start Input rows
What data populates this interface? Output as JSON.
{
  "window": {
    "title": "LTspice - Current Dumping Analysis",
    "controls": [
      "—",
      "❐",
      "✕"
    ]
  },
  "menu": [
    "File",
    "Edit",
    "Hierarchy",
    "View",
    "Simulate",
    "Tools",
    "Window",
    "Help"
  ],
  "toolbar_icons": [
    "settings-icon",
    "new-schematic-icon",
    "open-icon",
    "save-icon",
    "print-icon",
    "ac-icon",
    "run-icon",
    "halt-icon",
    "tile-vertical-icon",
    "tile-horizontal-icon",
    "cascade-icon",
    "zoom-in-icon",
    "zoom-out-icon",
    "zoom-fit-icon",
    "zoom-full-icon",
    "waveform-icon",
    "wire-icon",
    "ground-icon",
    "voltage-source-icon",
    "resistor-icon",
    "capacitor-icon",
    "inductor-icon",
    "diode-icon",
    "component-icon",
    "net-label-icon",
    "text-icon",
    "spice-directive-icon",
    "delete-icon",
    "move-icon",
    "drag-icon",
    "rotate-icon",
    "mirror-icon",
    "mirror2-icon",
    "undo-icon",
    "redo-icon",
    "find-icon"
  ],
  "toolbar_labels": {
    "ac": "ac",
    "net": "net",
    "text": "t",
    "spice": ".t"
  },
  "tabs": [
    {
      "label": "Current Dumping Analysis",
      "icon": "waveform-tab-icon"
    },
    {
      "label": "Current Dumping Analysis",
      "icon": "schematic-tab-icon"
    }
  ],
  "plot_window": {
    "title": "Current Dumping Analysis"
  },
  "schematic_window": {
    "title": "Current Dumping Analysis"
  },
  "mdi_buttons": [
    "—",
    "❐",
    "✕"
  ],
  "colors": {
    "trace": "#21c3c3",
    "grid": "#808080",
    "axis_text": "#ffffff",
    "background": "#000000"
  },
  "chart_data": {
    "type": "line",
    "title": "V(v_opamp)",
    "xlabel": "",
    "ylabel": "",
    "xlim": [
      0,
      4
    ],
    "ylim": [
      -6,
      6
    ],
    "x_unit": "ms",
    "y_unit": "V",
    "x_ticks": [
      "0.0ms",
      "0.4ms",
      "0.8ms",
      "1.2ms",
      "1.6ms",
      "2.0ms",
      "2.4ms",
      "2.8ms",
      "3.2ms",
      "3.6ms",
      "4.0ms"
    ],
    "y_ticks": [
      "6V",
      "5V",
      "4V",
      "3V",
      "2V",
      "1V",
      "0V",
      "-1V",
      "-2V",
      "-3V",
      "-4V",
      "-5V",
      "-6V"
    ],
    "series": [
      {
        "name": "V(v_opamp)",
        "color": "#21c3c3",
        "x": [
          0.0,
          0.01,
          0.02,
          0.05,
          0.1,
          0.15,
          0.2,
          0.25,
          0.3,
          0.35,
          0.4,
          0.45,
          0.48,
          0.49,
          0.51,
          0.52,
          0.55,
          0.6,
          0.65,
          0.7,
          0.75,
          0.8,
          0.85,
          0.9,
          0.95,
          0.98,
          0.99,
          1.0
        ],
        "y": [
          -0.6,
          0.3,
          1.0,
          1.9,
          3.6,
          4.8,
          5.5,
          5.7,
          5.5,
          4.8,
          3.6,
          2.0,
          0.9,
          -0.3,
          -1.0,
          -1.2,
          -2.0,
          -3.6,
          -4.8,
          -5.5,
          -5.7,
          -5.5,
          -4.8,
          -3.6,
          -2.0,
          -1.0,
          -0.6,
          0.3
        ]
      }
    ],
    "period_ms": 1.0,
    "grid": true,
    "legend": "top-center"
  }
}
end Input rows
> **Exercise goal**
Quote every line of the data, word for word.

> **Solution**
What data populates this interface? Output as JSON.
{
  "window": {
    "title": "LTspice - Current Dumping Analysis",
    "controls": [
      "—",
      "❐",
      "✕"
    ]
  },
  "menu": [
    "File",
    "Edit",
    "Hierarchy",
    "View",
    "Simulate",
    "Tools",
    "Window",
    "Help"
  ],
  "toolbar_icons": [
    "settings-icon",
    "new-schematic-icon",
    "open-icon",
    "save-icon",
    "print-icon",
    "ac-icon",
    "run-icon",
    "halt-icon",
    "tile-vertical-icon",
    "tile-horizontal-icon",
    "cascade-icon",
    "zoom-in-icon",
    "zoom-out-icon",
    "zoom-fit-icon",
    "zoom-full-icon",
    "waveform-icon",
    "wire-icon",
    "ground-icon",
    "voltage-source-icon",
    "resistor-icon",
    "capacitor-icon",
    "inductor-icon",
    "diode-icon",
    "component-icon",
    "net-label-icon",
    "text-icon",
    "spice-directive-icon",
    "delete-icon",
    "move-icon",
    "drag-icon",
    "rotate-icon",
    "mirror-icon",
    "mirror2-icon",
    "undo-icon",
    "redo-icon",
    "find-icon"
  ],
  "toolbar_labels": {
    "ac": "ac",
    "net": "net",
    "text": "t",
    "spice": ".t"
  },
  "tabs": [
    {
      "label": "Current Dumping Analysis",
      "icon": "waveform-tab-icon"
    },
    {
      "label": "Current Dumping Analysis",
      "icon": "schematic-tab-icon"
    }
  ],
  "plot_window": {
    "title": "Current Dumping Analysis"
  },
  "schematic_window": {
    "title": "Current Dumping Analysis"
  },
  "mdi_buttons": [
    "—",
    "❐",
    "✕"
  ],
  "colors": {
    "trace": "#21c3c3",
    "grid": "#808080",
    "axis_text": "#ffffff",
    "background": "#000000"
  },
  "chart_data": {
    "type": "line",
    "title": "V(v_opamp)",
    "xlabel": "",
    "ylabel": "",
    "xlim": [
      0,
      4
    ],
    "ylim": [
      -6,
      6
    ],
    "x_unit": "ms",
    "y_unit": "V",
    "x_ticks": [
      "0.0ms",
      "0.4ms",
      "0.8ms",
      "1.2ms",
      "1.6ms",
      "2.0ms",
      "2.4ms",
      "2.8ms",
      "3.2ms",
      "3.6ms",
      "4.0ms"
    ],
    "y_ticks": [
      "6V",
      "5V",
      "4V",
      "3V",
      "2V",
      "1V",
      "0V",
      "-1V",
      "-2V",
      "-3V",
      "-4V",
      "-5V",
      "-6V"
    ],
    "series": [
      {
        "name": "V(v_opamp)",
        "color": "#21c3c3",
        "x": [
          0.0,
          0.01,
          0.02,
          0.05,
          0.1,
          0.15,
          0.2,
          0.25,
          0.3,
          0.35,
          0.4,
          0.45,
          0.48,
          0.49,
          0.51,
          0.52,
          0.55,
          0.6,
          0.65,
          0.7,
          0.75,
          0.8,
          0.85,
          0.9,
          0.95,
          0.98,
          0.99,
          1.0
        ],
        "y": [
          -0.6,
          0.3,
          1.0,
          1.9,
          3.6,
          4.8,
          5.5,
          5.7,
          5.5,
          4.8,
          3.6,
          2.0,
          0.9,
          -0.3,
          -1.0,
          -1.2,
          -2.0,
          -3.6,
          -4.8,
          -5.5,
          -5.7,
          -5.5,
          -4.8,
          -3.6,
          -2.0,
          -1.0,
          -0.6,
          0.3
        ]
      }
    ],
    "period_ms": 1.0,
    "grid": true,
    "legend": "top-center"
  }
}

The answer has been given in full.